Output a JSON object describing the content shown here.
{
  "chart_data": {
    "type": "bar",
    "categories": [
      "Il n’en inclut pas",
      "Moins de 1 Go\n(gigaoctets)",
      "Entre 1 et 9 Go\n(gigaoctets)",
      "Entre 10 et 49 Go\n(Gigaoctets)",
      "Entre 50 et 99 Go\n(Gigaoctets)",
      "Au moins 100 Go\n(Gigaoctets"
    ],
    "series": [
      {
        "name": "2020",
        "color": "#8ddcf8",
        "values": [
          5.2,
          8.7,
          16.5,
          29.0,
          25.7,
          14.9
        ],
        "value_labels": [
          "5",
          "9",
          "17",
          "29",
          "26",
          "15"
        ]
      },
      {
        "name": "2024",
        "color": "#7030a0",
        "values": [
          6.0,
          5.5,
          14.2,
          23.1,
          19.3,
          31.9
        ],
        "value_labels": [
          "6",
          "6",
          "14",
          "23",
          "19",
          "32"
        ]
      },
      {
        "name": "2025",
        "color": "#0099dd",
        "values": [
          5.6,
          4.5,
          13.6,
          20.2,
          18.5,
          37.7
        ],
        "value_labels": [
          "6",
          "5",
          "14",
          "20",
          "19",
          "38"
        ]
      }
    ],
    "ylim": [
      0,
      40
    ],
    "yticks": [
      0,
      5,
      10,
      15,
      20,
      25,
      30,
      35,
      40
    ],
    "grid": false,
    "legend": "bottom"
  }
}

========================================================================

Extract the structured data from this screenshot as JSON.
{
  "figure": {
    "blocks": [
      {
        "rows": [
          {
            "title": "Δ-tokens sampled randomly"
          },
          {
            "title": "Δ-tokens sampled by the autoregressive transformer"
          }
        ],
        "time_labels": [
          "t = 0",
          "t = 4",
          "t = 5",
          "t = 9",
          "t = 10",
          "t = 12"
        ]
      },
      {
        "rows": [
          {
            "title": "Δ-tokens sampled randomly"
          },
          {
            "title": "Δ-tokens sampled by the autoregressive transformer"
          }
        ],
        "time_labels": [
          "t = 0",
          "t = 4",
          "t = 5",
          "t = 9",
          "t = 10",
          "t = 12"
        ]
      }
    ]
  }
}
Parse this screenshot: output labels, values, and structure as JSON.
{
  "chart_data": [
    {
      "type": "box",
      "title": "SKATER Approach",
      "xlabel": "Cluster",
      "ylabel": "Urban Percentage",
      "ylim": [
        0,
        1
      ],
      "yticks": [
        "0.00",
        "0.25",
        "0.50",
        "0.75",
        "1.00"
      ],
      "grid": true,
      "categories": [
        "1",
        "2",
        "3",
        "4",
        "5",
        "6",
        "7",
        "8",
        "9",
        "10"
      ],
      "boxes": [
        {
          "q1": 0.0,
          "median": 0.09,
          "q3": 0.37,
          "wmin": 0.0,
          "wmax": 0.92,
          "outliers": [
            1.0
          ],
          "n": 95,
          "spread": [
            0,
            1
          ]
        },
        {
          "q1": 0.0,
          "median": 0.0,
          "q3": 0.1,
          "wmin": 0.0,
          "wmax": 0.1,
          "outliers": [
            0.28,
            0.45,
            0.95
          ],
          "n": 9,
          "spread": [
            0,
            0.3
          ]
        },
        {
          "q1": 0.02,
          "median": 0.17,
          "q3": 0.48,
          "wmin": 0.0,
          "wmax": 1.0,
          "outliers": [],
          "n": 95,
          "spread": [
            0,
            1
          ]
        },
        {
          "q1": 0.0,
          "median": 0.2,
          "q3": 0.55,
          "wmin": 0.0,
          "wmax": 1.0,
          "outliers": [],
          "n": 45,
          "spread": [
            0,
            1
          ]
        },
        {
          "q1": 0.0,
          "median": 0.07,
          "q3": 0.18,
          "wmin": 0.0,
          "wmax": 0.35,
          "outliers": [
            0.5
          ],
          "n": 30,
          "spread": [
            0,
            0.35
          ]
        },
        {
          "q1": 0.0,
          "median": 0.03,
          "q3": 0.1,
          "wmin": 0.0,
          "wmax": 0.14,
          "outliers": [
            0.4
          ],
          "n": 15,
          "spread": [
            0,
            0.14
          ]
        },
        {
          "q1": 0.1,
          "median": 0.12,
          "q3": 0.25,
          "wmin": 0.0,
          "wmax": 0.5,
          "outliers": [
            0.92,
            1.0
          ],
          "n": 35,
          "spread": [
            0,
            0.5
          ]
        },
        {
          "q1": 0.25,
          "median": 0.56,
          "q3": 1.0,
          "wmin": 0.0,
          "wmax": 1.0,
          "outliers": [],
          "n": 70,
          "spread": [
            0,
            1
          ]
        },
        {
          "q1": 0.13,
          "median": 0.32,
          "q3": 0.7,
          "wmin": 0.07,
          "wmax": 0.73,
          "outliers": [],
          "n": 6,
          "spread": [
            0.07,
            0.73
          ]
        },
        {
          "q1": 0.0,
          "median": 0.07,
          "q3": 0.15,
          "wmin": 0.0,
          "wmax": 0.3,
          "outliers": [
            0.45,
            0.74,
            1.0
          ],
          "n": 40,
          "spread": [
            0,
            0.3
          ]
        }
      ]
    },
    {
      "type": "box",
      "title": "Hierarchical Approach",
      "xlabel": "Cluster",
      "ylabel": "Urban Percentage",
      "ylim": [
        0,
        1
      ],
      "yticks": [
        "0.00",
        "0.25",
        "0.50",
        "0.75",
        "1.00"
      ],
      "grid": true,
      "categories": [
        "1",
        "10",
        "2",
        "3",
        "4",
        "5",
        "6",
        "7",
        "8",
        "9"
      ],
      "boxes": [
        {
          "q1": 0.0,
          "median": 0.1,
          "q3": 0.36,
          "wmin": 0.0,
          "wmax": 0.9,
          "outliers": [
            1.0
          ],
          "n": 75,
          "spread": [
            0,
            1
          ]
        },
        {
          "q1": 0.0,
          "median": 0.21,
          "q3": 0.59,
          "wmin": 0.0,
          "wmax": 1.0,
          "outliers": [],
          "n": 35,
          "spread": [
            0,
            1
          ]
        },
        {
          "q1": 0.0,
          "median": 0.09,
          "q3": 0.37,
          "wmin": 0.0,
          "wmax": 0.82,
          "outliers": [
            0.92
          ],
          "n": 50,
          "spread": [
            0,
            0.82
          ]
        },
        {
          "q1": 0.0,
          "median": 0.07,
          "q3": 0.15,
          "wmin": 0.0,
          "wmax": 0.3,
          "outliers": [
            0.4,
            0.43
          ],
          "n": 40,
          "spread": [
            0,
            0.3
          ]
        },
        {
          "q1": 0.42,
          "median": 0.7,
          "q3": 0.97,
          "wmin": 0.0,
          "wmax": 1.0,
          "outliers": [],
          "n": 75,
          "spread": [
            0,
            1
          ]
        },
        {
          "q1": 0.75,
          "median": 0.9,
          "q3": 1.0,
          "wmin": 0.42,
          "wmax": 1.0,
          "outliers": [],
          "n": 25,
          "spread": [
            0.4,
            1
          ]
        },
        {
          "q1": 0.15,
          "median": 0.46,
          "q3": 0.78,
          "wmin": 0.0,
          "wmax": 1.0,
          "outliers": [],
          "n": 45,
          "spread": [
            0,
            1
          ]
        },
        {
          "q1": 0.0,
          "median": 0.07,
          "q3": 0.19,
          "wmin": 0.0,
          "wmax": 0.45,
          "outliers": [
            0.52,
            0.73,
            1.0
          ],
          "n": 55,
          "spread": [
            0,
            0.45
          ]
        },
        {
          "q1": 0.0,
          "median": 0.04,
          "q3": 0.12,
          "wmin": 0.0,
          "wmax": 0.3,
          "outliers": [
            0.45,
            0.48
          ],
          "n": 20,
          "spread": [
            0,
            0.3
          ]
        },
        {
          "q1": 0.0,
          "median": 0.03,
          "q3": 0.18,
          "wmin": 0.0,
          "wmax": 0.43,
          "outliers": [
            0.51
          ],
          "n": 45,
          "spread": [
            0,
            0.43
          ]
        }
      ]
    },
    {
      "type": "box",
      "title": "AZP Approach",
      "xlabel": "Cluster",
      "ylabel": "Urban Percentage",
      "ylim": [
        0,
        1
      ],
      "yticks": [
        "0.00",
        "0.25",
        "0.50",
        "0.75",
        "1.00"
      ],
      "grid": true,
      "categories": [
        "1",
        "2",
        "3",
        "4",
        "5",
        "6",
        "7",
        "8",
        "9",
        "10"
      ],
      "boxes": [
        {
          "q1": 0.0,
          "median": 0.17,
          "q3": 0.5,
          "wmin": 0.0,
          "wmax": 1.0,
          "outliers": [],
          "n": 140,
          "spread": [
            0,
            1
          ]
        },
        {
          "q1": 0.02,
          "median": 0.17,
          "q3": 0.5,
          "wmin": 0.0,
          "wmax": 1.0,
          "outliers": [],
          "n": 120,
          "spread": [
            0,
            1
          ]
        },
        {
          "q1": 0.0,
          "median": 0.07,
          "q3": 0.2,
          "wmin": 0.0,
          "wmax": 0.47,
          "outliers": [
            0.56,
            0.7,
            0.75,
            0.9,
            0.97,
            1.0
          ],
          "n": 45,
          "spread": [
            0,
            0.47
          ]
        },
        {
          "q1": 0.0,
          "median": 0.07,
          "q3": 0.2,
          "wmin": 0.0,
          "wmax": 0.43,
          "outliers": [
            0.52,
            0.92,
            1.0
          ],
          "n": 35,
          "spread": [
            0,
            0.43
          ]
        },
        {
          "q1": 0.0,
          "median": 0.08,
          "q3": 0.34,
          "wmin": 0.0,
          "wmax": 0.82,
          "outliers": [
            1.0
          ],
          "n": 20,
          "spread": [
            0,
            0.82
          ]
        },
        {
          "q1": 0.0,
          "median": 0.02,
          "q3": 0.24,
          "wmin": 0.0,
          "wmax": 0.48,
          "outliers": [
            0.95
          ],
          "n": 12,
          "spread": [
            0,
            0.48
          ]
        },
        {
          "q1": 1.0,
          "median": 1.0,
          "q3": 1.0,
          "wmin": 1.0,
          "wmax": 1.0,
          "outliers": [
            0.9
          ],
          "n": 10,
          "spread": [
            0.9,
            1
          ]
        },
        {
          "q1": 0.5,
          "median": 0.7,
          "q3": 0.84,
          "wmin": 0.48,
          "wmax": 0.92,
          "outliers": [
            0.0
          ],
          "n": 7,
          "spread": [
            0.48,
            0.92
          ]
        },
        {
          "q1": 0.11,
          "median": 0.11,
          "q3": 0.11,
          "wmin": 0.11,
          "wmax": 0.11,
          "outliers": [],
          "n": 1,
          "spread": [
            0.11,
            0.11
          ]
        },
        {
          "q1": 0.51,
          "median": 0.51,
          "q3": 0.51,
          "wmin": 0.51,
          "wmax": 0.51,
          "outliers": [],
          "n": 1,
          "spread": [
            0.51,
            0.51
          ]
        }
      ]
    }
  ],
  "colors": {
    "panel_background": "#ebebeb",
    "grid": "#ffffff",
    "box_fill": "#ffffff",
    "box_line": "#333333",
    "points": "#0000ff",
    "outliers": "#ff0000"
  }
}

========================================================================

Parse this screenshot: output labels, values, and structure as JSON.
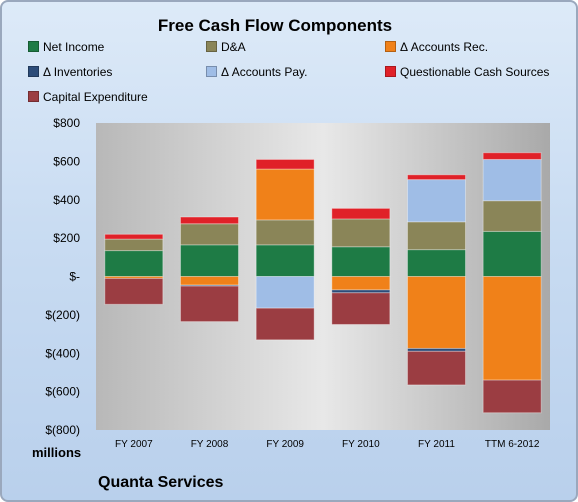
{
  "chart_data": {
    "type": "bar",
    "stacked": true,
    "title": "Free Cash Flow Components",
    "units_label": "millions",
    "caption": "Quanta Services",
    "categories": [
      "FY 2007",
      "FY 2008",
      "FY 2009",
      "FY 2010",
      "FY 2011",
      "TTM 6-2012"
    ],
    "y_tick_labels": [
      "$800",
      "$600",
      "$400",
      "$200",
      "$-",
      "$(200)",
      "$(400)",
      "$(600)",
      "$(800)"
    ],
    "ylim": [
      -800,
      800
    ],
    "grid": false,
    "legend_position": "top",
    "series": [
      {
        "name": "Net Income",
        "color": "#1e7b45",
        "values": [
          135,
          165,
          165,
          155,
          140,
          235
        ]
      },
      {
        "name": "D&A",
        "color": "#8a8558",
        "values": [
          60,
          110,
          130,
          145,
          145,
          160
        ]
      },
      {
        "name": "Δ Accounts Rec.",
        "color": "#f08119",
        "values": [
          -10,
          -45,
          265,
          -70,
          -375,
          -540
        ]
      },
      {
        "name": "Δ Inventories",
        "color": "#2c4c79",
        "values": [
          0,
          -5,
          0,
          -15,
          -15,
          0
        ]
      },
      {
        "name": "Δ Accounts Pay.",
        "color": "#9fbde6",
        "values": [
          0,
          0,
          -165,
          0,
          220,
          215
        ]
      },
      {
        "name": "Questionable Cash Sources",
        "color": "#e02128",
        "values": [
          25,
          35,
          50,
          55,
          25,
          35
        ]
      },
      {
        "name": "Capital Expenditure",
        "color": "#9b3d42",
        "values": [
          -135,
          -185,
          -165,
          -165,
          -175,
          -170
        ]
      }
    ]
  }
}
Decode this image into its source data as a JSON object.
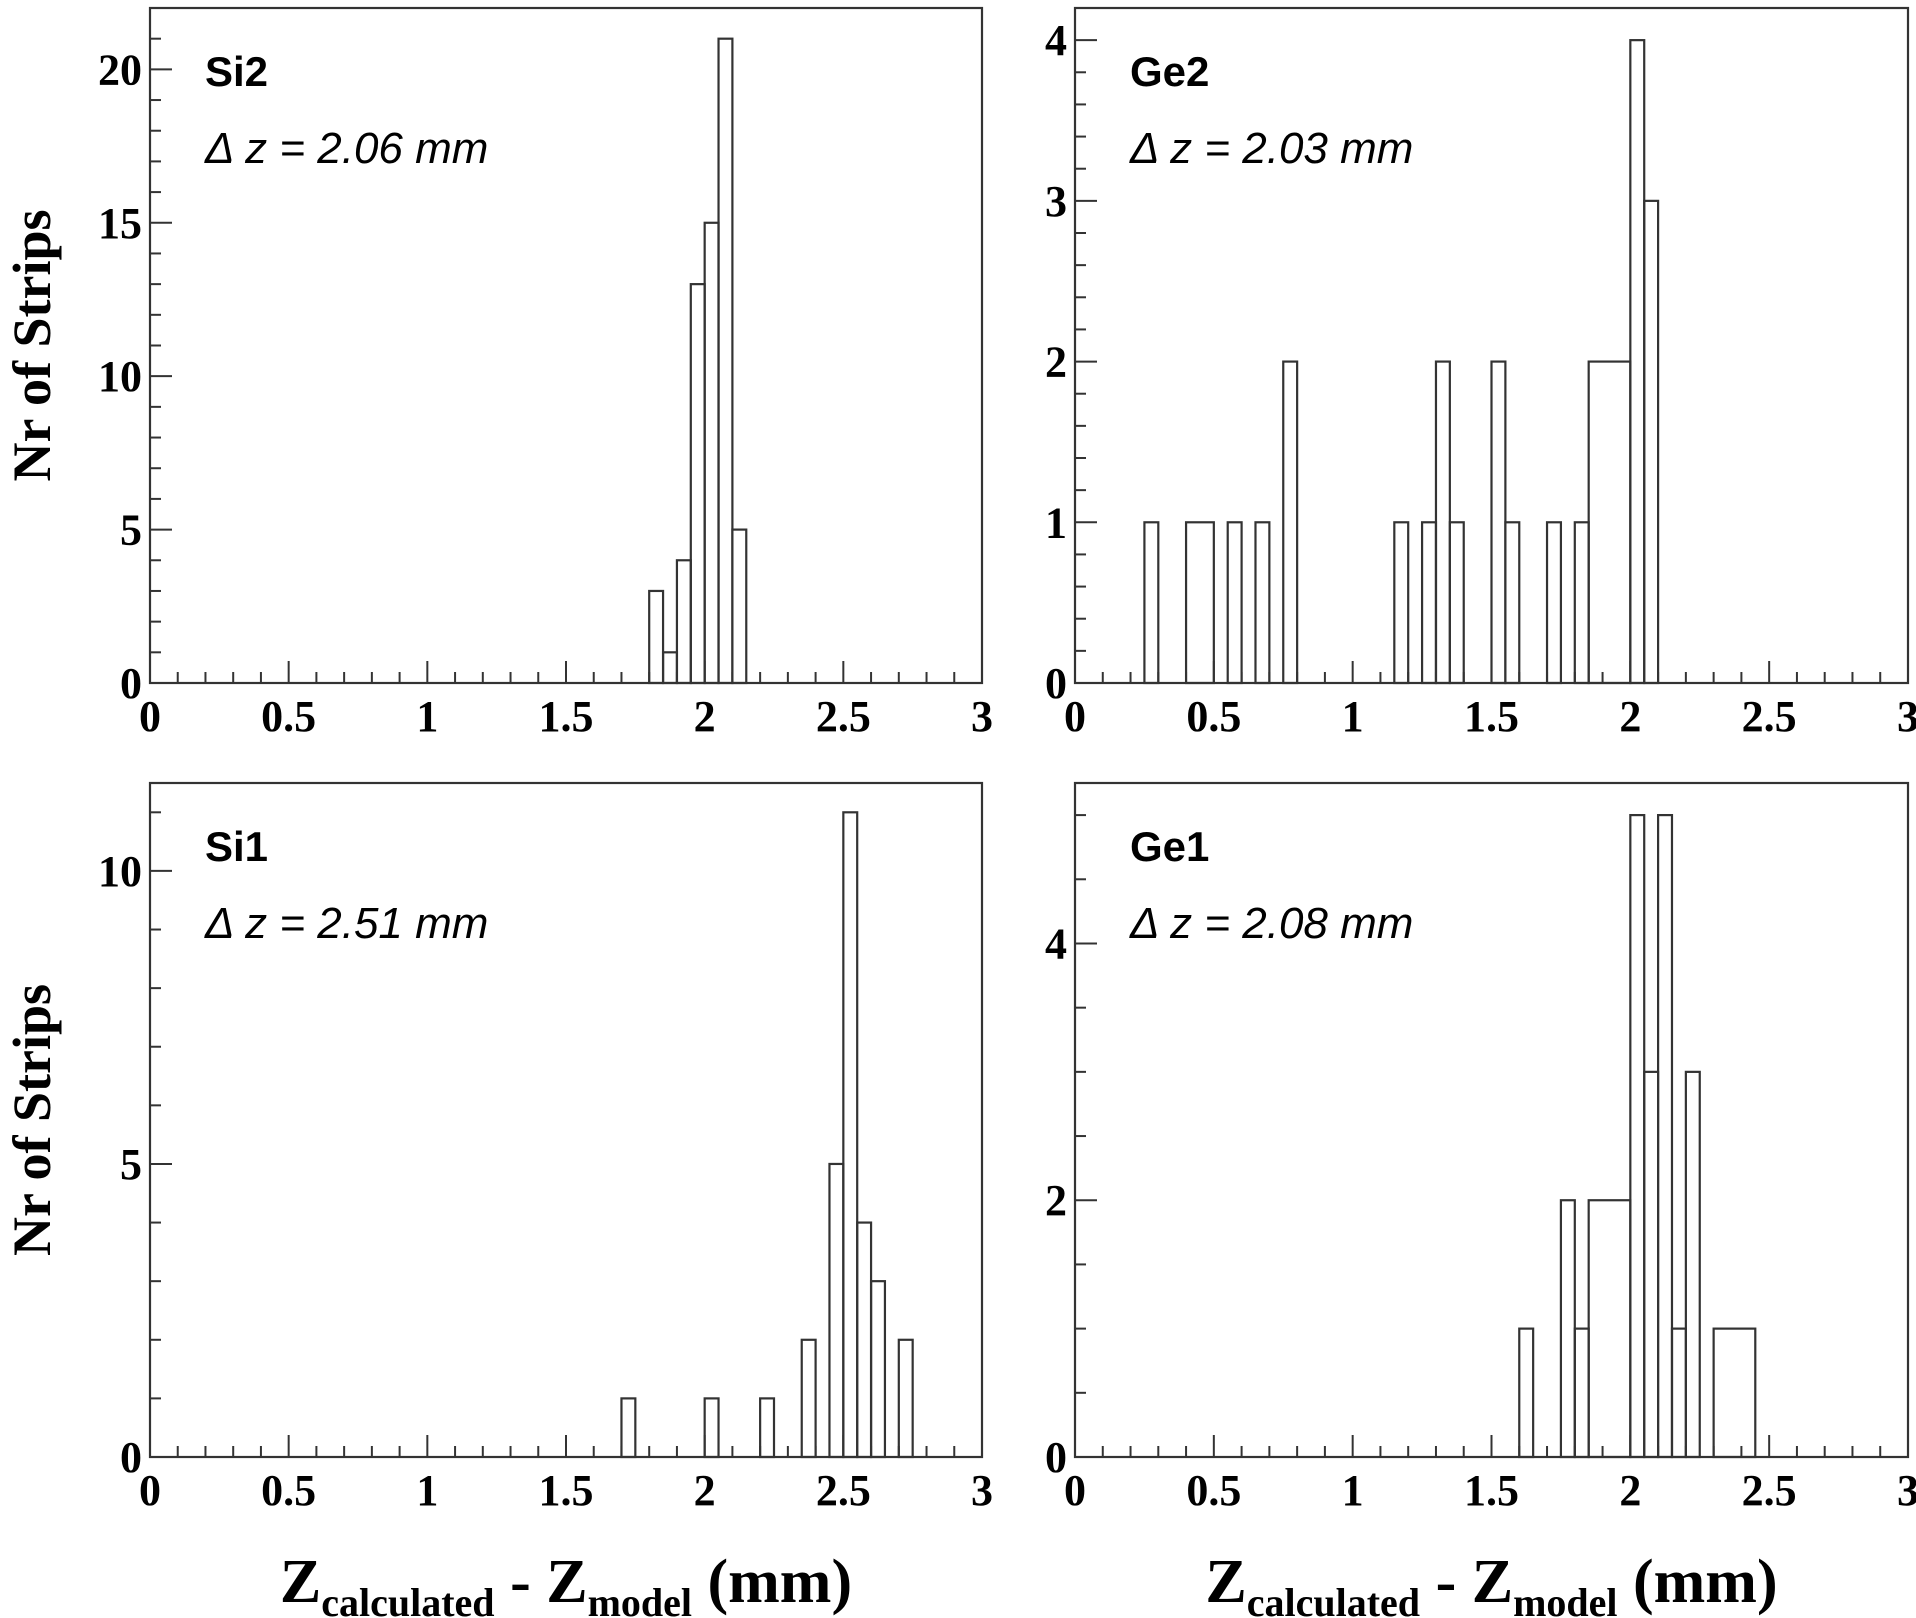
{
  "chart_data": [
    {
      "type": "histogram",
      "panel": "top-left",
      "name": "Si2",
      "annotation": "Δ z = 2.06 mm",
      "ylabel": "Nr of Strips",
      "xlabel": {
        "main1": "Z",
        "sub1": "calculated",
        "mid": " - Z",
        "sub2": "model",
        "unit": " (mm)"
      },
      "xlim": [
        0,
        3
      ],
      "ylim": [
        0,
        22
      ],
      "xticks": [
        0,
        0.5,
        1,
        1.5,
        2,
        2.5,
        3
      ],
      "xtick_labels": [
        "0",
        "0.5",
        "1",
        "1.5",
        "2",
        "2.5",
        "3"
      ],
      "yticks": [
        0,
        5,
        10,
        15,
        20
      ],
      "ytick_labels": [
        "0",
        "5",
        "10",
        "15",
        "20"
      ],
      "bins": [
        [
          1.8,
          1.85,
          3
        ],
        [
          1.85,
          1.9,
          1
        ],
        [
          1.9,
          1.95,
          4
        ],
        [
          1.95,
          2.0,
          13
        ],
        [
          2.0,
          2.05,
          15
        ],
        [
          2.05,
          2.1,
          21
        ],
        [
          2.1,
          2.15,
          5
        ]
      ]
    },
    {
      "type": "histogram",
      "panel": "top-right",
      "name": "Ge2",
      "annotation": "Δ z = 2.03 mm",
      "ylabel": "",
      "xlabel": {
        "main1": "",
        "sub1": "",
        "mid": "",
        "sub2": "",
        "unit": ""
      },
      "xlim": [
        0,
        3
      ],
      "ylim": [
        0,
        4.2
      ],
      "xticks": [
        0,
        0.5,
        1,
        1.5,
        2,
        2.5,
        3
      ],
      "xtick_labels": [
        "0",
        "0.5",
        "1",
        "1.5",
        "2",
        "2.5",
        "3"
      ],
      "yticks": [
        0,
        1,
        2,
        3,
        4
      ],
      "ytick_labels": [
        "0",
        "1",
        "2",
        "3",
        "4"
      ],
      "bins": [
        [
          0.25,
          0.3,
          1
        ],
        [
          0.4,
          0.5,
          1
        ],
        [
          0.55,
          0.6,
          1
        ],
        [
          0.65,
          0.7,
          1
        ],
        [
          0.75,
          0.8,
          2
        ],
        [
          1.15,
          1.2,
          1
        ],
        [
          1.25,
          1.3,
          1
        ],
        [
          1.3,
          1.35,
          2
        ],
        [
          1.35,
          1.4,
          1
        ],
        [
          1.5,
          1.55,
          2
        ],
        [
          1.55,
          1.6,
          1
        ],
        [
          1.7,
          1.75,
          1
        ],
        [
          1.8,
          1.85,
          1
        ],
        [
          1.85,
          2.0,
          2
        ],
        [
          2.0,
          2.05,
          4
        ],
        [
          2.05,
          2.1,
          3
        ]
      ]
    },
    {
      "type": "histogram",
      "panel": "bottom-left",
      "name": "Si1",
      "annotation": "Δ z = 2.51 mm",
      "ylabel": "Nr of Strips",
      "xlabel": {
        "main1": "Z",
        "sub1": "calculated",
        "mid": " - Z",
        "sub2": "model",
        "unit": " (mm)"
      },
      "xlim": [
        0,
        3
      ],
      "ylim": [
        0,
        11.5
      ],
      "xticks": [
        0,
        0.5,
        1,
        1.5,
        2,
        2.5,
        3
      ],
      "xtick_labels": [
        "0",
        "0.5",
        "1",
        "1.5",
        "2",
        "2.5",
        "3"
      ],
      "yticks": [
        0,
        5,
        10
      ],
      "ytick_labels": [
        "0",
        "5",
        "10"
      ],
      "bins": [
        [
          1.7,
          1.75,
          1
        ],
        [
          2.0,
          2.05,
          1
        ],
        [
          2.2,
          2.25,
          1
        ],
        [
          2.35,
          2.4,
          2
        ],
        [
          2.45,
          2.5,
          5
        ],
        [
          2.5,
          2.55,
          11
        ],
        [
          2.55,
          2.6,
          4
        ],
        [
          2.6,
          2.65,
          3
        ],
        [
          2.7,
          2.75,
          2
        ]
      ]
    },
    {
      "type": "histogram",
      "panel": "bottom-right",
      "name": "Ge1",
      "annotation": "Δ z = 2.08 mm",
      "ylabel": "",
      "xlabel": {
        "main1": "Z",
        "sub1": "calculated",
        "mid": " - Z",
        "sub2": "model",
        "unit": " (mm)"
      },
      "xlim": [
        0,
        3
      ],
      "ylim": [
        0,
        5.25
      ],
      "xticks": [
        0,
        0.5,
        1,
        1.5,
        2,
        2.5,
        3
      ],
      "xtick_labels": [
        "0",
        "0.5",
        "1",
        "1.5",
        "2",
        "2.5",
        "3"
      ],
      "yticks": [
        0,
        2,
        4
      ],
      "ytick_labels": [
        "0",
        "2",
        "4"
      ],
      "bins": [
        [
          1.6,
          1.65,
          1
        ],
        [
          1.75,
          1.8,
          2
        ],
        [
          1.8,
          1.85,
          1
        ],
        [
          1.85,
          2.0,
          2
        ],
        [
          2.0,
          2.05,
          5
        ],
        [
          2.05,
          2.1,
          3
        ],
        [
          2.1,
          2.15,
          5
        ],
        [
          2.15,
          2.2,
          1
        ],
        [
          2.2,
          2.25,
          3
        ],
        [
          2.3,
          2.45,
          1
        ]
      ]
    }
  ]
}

========================================================================

PROBLEM TO WORK ON.
From the entries above, collect every line with the string "object" in it.

WRITTEN SOLUTION.
Output a JSON object describing the content shown here.
Decode this image into its source data as a JSON object.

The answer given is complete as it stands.